:: Complete the following ::
**a)** In the data visualization project page, rewrite everything from "A project for" down to "discover credit card.", changing "wearable computing" to "fitness trackers".
**b)** According to the data visualization project page, how many variables are of interest in the data?

--- Source document ---

A project for ANLY512: Data Visualization
The Quantified Self movement grew from the popularity and growth of the internet of things, the mass collection of personal information, and mobile technologies (primarily wearable computing). This final class project uses a collection of 1 years of data on spending and payments captured by discover credit card.
The goal of the project is to collect, analyze and visualize the data using the tools and methods covered in class. Additionally, using the data-driven approach, I will create a summary which answers the following questions based on the data collected 1) What is the total spending by month in 2018? 2) Which category costed the most in 2018? 3) For Merchandise, what is the spending by month in 2018? 4) In march and November, what is the spending in each category? 5) What is the total spending per transaction type?
data <- read.csv("C:/Users/Mingmei Yang/Documents/HU/Final-Project-Excel.csv")
There are 7 variables we are interested in:
Year: 2018
###Q1: What is the total spending by month in 2018?
# plot
library(ggplot2)
fill <- "gold1"
line <- "goldenrod2"
agg1 <- aggregate(data$Amount, by=list(Month=data$Month),FUN=sum)
ggplot(agg1, aes(x = Month, y = x)) +
geom_bar(stat = "identity", position="identity", fill = "Blue")+
scale_x_discrete(limits=c("Jan","Feb","Mar","Apr","May","Jun","Jul","Aug","Sep","Oct","Nov","Dec")) +
labs(title = "Spending per Month", x = "Month", y = "Amount") +
geom_text(aes(label=x), position=position_dodge(width=0.5), vjust=-0.25, size=3) +
theme_minimal()

--- Data records ---

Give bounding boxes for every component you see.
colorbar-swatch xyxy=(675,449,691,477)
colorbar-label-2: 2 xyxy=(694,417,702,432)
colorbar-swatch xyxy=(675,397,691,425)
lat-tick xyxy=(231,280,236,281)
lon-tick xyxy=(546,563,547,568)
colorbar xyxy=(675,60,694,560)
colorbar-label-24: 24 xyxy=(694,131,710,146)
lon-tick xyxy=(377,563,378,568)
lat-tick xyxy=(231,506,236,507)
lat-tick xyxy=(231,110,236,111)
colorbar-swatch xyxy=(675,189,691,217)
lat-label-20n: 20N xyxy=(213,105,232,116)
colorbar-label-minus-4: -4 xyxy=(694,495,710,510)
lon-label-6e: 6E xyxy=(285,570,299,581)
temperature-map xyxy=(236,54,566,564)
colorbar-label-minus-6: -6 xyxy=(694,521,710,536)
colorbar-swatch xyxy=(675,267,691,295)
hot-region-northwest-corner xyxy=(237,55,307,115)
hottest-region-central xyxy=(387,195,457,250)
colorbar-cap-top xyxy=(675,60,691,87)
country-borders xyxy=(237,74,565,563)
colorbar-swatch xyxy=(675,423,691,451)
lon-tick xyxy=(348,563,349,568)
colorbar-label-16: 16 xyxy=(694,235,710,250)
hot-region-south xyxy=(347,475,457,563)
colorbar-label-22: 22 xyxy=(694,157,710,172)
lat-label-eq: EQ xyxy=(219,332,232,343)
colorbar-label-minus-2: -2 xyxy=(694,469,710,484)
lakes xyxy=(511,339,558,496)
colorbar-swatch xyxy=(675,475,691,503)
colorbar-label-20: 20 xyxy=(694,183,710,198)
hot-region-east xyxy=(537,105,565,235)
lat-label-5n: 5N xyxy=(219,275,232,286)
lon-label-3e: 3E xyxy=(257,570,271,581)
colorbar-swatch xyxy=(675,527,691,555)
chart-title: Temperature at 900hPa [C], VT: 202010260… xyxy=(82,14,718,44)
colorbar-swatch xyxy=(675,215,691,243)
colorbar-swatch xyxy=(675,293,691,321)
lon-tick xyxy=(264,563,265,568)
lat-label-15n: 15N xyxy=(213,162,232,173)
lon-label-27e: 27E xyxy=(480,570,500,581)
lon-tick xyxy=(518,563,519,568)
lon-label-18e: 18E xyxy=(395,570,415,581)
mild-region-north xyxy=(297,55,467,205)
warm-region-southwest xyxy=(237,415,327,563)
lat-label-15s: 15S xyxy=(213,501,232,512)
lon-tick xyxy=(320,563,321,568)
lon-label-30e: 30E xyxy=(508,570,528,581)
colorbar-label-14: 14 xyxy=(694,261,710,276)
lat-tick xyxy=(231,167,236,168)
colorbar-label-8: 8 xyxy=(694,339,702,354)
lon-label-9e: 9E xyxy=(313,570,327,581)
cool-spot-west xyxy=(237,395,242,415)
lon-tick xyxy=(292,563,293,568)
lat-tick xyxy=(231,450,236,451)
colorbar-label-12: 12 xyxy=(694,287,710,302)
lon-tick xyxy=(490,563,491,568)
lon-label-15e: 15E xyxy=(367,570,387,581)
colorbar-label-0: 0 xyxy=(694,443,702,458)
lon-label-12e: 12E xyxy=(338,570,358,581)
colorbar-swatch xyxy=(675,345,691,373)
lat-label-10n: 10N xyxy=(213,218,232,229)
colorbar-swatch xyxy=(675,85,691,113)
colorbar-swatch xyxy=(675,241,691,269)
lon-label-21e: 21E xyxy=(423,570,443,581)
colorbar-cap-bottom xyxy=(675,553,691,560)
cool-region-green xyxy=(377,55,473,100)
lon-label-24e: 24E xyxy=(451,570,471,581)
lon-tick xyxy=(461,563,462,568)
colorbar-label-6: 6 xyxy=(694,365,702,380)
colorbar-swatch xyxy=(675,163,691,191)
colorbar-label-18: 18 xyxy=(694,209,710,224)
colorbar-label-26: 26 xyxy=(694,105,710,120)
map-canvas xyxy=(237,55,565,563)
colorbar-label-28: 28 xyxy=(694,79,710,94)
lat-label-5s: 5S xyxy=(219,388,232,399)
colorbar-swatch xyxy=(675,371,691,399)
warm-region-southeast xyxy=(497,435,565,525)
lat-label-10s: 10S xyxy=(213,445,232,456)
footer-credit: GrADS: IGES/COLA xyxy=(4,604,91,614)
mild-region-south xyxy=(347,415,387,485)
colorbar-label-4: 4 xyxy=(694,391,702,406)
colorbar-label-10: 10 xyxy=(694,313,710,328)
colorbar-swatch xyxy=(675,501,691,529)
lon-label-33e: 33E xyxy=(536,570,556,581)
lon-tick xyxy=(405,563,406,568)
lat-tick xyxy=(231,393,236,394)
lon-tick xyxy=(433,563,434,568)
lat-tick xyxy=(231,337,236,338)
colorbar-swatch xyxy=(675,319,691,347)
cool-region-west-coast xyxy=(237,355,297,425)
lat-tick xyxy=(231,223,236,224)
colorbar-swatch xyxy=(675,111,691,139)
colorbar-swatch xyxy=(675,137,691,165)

---

:: Responses by task ::
**a)**
A project for ANLY512: Data Visualization
The Quantified Self movement grew from the popularity and growth of the internet of things, the mass collection of personal information, and mobile technologies (primarily fitness trackers). This final class project uses a collection of 1 years of data on spending and payments captured by discover credit card.

**b)** Seven variables.